Start of INPUT ROWS

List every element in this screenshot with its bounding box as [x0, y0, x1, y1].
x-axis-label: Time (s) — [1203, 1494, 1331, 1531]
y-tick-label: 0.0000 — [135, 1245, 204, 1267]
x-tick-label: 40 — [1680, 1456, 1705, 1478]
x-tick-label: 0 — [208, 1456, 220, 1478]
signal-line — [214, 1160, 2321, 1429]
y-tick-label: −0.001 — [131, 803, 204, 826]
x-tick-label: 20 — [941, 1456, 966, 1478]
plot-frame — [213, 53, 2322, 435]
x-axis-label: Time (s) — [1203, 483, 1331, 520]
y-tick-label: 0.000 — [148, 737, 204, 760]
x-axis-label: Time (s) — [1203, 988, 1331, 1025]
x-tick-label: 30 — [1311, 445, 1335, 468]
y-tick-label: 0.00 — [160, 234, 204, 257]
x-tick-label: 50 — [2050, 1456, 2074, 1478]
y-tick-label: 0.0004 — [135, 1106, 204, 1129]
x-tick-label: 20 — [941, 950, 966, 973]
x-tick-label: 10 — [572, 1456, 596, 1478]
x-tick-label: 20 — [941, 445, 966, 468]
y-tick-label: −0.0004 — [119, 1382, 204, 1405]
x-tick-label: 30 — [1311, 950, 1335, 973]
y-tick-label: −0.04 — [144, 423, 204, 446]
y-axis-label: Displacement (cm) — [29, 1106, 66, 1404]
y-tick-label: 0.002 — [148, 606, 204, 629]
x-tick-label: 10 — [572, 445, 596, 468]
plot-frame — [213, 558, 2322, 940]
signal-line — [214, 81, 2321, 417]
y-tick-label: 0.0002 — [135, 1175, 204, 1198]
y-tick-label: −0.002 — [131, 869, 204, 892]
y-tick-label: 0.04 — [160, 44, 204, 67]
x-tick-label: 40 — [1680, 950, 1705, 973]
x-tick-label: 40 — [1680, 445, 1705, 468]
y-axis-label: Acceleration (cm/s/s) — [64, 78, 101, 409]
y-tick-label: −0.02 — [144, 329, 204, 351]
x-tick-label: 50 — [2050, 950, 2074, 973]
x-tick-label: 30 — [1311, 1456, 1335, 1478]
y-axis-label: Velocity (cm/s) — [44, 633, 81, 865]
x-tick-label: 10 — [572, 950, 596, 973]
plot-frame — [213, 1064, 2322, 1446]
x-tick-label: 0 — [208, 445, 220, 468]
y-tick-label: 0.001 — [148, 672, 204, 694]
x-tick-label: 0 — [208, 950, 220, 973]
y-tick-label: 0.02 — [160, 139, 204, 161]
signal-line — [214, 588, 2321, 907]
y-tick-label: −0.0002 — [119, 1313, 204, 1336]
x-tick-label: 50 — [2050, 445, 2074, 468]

End of INPUT ROWS

Please copy out the lines above, starting with the first one and ending with the line containing "x-tick-label: 50 — [2050, 1456, 2074, 1478]", including that line, with no changes.

▶ [TASK ANSWER]:
List every element in this screenshot with its bounding box as [x0, y0, x1, y1].
x-axis-label: Time (s) — [1203, 1494, 1331, 1531]
y-tick-label: 0.0000 — [135, 1245, 204, 1267]
x-tick-label: 40 — [1680, 1456, 1705, 1478]
x-tick-label: 0 — [208, 1456, 220, 1478]
signal-line — [214, 1160, 2321, 1429]
y-tick-label: −0.001 — [131, 803, 204, 826]
x-tick-label: 20 — [941, 1456, 966, 1478]
plot-frame — [213, 53, 2322, 435]
x-axis-label: Time (s) — [1203, 483, 1331, 520]
y-tick-label: 0.000 — [148, 737, 204, 760]
x-axis-label: Time (s) — [1203, 988, 1331, 1025]
x-tick-label: 30 — [1311, 445, 1335, 468]
y-tick-label: 0.00 — [160, 234, 204, 257]
x-tick-label: 50 — [2050, 1456, 2074, 1478]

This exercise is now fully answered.